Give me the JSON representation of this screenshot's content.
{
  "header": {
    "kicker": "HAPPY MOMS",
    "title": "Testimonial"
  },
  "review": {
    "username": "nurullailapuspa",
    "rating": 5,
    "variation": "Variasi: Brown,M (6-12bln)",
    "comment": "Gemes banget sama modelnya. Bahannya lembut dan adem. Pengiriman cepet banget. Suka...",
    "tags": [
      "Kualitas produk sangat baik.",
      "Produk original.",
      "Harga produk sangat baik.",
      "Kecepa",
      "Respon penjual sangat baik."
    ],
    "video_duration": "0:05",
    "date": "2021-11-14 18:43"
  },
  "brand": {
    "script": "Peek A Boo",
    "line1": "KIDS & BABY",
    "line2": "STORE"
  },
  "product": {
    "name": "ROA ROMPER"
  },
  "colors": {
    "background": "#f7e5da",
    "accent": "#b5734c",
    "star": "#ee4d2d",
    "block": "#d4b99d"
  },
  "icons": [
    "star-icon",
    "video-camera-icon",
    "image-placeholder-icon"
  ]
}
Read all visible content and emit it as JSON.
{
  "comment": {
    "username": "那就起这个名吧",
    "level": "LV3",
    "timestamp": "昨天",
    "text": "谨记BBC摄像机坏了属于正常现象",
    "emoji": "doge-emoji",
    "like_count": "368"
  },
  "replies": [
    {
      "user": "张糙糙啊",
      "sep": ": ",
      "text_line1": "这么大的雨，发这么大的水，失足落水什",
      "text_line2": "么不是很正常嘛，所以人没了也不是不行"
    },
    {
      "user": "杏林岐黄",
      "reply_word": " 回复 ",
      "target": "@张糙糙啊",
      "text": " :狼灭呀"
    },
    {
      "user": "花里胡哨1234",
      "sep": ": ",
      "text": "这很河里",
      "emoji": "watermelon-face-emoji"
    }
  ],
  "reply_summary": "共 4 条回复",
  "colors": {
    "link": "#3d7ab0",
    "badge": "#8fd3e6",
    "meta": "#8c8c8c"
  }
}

■ TO DO
Copy every single line of the material above that holds "username".

■ REPLY
    "username": "nurullailapuspa",
    "username": "那就起这个名吧",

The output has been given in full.